# Required task 1
Do these statements agree with the passage on Maryland exam scores? (a) After the change in exams, Baltimore declined more sharply than before. (b) This part of the analysis concentrates on a single year. (c) Howard remains among the best-performing counties. For each one, answer yes or no and quote the words of the passage that decide it.

# Selected passage
**********

Well, first thing you'll notice is that the change in exams noticeably changed the trajectory of nearly every county. Even Baltimore faired better, and stopped declining as harshly in performance. The best, like Howard, stay the top. This is not surprising - testing systems may favor slightly different things, but certain resource advantages will always show their hand in results like these. We'll explore what those resources may be in a bit.
Our goal here is to further explore the distribution of exam success across Maryland, this time focusing on one year.
We'll repeat our collection process, and then analyze not only the mathematical distribution of test scores (using the performance variable we created in the previous section), but also to analyze the geographic distribution in order to see if the counties closer to each other have similar scores, and to relate it to income later on.
PARCC2017 = pd.read_csv("PARCC_2017.csv")
PARCC2017 = PARCC2017.drop(columns=['LEA Number', 'School Number', 'School Name', 'Create Date', 'Assessment', 'Academic Year'])
PARCC2017 = PARCC2017 [PARCC2017 .columns.drop(list(PARCC2017.filter(regex='Percent')))]
PARCC2017 = PARCC2017 .replace('*', '0')
PARCC2017['Tested Count'] = PARCC2017['Tested Count'].astype(int)
PARCC2017[list(PARCC2017.filter(regex='Level'))] = PARCC2017[list(PARCC2017.filter(regex='Level'))].astype(int)

**********

# Required task 2
Can you render the rows below as a JSON list of strings, one string per line with blank lines left out? Cover only the lines from the first line of the rows up to and including the line containing "497, 400, 499]".

# Exercise inputs
**********

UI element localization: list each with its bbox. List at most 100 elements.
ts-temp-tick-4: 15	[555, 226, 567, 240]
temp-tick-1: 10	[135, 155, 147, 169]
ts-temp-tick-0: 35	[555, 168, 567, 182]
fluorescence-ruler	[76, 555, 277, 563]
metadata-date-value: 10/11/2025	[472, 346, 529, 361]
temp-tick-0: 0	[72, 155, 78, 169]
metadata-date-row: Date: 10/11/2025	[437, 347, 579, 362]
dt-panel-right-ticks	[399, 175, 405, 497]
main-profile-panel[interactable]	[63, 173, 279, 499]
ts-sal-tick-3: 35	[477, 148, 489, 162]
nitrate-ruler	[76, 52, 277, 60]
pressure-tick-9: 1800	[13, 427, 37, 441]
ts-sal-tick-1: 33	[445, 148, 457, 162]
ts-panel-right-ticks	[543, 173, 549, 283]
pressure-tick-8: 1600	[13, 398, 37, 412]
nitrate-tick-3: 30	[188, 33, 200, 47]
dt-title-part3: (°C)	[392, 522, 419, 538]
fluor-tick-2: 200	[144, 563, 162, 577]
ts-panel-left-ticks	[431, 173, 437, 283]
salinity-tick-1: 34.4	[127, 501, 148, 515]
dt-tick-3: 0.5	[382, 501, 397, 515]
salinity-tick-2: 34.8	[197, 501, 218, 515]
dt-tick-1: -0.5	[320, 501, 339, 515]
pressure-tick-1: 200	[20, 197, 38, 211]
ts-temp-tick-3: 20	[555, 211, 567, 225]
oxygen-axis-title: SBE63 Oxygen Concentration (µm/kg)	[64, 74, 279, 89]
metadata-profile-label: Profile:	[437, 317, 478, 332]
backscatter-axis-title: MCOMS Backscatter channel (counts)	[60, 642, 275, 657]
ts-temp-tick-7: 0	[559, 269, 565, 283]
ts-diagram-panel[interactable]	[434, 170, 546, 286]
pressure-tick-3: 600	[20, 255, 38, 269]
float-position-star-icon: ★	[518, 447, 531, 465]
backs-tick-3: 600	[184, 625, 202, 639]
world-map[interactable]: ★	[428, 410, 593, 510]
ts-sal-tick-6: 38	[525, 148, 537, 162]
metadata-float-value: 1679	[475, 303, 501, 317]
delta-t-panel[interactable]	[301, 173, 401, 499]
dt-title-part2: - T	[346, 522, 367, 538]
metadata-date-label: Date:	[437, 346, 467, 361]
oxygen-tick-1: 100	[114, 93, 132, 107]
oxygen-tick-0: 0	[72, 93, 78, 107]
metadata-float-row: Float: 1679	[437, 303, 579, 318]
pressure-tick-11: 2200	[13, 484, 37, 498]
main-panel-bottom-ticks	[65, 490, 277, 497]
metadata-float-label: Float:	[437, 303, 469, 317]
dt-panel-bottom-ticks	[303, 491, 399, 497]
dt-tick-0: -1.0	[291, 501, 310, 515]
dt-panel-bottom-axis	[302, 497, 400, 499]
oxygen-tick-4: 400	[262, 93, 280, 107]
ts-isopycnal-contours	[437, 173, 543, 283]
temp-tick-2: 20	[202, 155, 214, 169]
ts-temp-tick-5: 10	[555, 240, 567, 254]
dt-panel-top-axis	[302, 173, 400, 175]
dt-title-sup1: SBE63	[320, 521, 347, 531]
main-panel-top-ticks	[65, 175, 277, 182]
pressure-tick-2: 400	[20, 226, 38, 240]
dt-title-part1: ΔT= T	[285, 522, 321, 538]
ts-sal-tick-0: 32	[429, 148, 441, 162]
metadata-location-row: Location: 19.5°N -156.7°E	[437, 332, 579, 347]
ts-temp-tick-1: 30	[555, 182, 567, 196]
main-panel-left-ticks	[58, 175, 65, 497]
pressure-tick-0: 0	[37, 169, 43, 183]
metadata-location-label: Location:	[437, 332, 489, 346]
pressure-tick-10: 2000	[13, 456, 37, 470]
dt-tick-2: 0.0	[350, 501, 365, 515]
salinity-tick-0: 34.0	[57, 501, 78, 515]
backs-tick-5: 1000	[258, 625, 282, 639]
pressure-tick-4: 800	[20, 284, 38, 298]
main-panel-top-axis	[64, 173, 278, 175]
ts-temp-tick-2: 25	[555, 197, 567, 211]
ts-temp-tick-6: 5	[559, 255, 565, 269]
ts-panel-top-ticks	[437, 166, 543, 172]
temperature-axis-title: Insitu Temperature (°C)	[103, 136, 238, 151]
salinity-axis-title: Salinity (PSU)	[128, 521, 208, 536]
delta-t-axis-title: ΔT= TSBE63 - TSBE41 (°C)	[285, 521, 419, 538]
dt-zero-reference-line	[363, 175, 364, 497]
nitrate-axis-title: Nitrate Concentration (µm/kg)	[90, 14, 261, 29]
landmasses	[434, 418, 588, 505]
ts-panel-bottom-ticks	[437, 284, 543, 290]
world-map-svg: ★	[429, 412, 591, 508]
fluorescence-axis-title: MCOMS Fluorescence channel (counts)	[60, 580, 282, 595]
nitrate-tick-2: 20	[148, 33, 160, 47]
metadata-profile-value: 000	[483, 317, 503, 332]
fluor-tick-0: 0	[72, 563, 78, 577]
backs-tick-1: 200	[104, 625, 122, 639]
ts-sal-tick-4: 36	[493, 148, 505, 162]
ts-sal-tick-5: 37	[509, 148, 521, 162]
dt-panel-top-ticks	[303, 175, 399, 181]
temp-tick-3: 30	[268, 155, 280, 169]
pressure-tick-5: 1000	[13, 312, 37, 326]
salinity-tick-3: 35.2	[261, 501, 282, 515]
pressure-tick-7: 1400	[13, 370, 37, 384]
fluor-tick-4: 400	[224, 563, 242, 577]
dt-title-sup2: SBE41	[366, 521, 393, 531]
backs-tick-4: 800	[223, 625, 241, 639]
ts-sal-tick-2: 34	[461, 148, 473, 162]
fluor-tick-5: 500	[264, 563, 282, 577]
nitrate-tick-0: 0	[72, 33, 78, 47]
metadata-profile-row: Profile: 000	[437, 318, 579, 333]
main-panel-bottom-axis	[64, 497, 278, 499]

**********

# Worked answer 1
(a) No: "stopped declining as harshly in performance"
(b) Yes: "this time focusing on one year"
(c) Yes: "The best, like Howard, stay the top."

# Worked answer 2
[
  "UI element localization: list each with its bbox. List at most 100 elements.",
  "ts-temp-tick-4: 15\t[555, 226, 567, 240]",
  "temp-tick-1: 10\t[135, 155, 147, 169]",
  "ts-temp-tick-0: 35\t[555, 168, 567, 182]",
  "fluorescence-ruler\t[76, 555, 277, 563]",
  "metadata-date-value: 10/11/2025\t[472, 346, 529, 361]",
  "temp-tick-0: 0\t[72, 155, 78, 169]",
  "metadata-date-row: Date: 10/11/2025\t[437, 347, 579, 362]",
  "dt-panel-right-ticks\t[399, 175, 405, 497]",
  "main-profile-panel[interactable]\t[63, 173, 279, 499]",
  "ts-sal-tick-3: 35\t[477, 148, 489, 162]",
  "nitrate-ruler\t[76, 52, 277, 60]",
  "pressure-tick-9: 1800\t[13, 427, 37, 441]",
  "ts-sal-tick-1: 33\t[445, 148, 457, 162]",
  "ts-panel-right-ticks\t[543, 173, 549, 283]",
  "pressure-tick-8: 1600\t[13, 398, 37, 412]",
  "nitrate-tick-3: 30\t[188, 33, 200, 47]",
  "dt-title-part3: (°C)\t[392, 522, 419, 538]",
  "fluor-tick-2: 200\t[144, 563, 162, 577]",
  "ts-panel-left-ticks\t[431, 173, 437, 283]",
  "salinity-tick-1: 34.4\t[127, 501, 148, 515]",
  "dt-tick-3: 0.5\t[382, 501, 397, 515]",
  "salinity-tick-2: 34.8\t[197, 501, 218, 515]",
  "dt-tick-1: -0.5\t[320, 501, 339, 515]",
  "pressure-tick-1: 200\t[20, 197, 38, 211]",
  "ts-temp-tick-3: 20\t[555, 211, 567, 225]",
  "oxygen-axis-title: SBE63 Oxygen Concentration (µm/kg)\t[64, 74, 279, 89]",
  "metadata-profile-label: Profile:\t[437, 317, 478, 332]",
  "backscatter-axis-title: MCOMS Backscatter channel (counts)\t[60, 642, 275, 657]",
  "ts-temp-tick-7: 0\t[559, 269, 565, 283]",
  "ts-diagram-panel[interactable]\t[434, 170, 546, 286]",
  "pressure-tick-3: 600\t[20, 255, 38, 269]",
  "float-position-star-icon: ★\t[518, 447, 531, 465]",
  "backs-tick-3: 600\t[184, 625, 202, 639]",
  "world-map[interactable]: ★\t[428, 410, 593, 510]",
  "ts-sal-tick-6: 38\t[525, 148, 537, 162]",
  "metadata-float-value: 1679\t[475, 303, 501, 317]",
  "delta-t-panel[interactable]\t[301, 173, 401, 499]",
  "dt-title-part2: - T\t[346, 522, 367, 538]",
  "metadata-date-label: Date:\t[437, 346, 467, 361]",
  "oxygen-tick-1: 100\t[114, 93, 132, 107]",
  "oxygen-tick-0: 0\t[72, 93, 78, 107]",
  "metadata-float-row: Float: 1679\t[437, 303, 579, 318]",
  "pressure-tick-11: 2200\t[13, 484, 37, 498]",
  "main-panel-bottom-ticks\t[65, 490, 277, 497]",
  "metadata-float-label: Float:\t[437, 303, 469, 317]",
  "dt-panel-bottom-ticks\t[303, 491, 399, 497]",
  "dt-tick-0: -1.0\t[291, 501, 310, 515]",
  "dt-panel-bottom-axis\t[302, 497, 400, 499]"
]